Lawyers Speak Out on the Title Industry
January/February, 2003 - Volume 82 Number 1
by Dean A. Rogeness
Last year the Title Insurance Committee of
The American College of Real Estate Lawyers (ACREL) surveyed
its members on selected title insurance issues. Two hundred
and eighty-three (283) ACREL members took part in the survey,
an excellent response rate. The results of the survey are
a clear call for a review of post-closing title services
and the development of policies and standards for post-closing
title services including delivery of documents. (Editors
Note: Although some of ALTA®’s members expressed concerns
about developing such standards, the ALTA® Board of Governors
thought the membership would still be interested in the results
of this survey.)
Who is ACREL?
The purpose of the College is to gather together
lawyers distinguished for their skill, experience, and high
standards of professional and ethical conduct in the practice
of real estate law, who will contribute substantially to
the accomplishments, achievements, and good fellowship of
the College and to the best interests of the bar and the
general public.
ACREL members are among the most knowledgeable
and experienced real estate practitioners, dealing with all
types and aspects of real estate transactions, including
title insurance. They are involved in one capacity or another
in the closing of a significant volume and dollar amount
of the commercial real estate transactions in the United
States in any given year and in the purchase decisions for
the title insurance issued in connection with those transactions.
Ninety-one percent (91%) of the respondents rated their level
of knowledge of title insurance as good or average.
Why Do a Survey Now?

→ **EXTRACTED RECORDS**
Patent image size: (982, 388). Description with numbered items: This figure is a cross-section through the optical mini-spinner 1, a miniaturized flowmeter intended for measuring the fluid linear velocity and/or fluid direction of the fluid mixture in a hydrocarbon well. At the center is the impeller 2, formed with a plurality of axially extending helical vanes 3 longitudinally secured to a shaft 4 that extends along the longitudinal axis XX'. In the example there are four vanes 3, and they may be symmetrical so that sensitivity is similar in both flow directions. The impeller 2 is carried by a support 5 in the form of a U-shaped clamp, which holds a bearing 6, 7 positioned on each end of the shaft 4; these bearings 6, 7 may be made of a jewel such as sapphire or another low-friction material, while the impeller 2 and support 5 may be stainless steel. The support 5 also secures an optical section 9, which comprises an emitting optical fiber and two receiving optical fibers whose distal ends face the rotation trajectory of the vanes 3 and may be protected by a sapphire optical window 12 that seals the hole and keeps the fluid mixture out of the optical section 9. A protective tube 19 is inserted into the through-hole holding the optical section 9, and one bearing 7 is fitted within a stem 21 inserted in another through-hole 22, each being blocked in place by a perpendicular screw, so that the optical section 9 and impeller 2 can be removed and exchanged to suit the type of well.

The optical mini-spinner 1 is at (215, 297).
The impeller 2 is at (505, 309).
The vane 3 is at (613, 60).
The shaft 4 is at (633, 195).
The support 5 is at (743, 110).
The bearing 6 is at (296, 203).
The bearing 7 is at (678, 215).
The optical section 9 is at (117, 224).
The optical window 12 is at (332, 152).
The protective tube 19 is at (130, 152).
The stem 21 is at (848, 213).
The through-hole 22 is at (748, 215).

→ **EXPLORE THE MATERIAL**
• A. Set down, word for word, the part of the title insurance survey article starting at "ACREL members are" and ending at "a Survey Now?".
• B. Take the article on the ACREL title insurance survey further, picking up right after its final line.

→ **RESULTS**
• A.
ACREL members are among the most knowledgeable
and experienced real estate practitioners, dealing with all
types and aspects of real estate transactions, including
title insurance. They are involved in one capacity or another
in the closing of a significant volume and dollar amount
of the commercial real estate transactions in the United
States in any given year and in the purchase decisions for
the title insurance issued in connection with those transactions.
Ninety-one percent (91%) of the respondents rated their level
of knowledge of title insurance as good or average.
Why Do a Survey Now?

• B.
The Committee felt that there could not be
a better time to do the survey. Consolidations and mergers
among title insurers are up; the number of independent title
insurance companies is down; financial reporting is more
complicated and obscure than ever; cost pressures and necessary
risk reassessments are ever present; people involved in the
business are changing, requiring new relationships to be
established; the Internet has accelerated the documentation
and closing process; electronic signatures and filing are
somewhere on the horizon; and title insurance has gone international.
Insurance regulators, limited by budgets and traditional
single state statutory frameworks, continue to regulate issues
that may require sophisticated multistate approaches and
solutions.
Demands for new and expanded title coverages
and services are also increasing, consistent with the growth
of capital markets and the increasingly national scope and
institutional nature of much of the real estate business.
Competitive products are making their appearance. Low-cost
credit enhancement coverage sold as an alternative to title
insurance in the home-equity loan market has become a reality.
There is every indication that companies selling these products
have their sights set on other markets.
In addition to the above, ALTA® is doing one
of its periodic rewrites of many, if not all, title insurance
forms.
Survey Results
The survey was divided into six distinct areas.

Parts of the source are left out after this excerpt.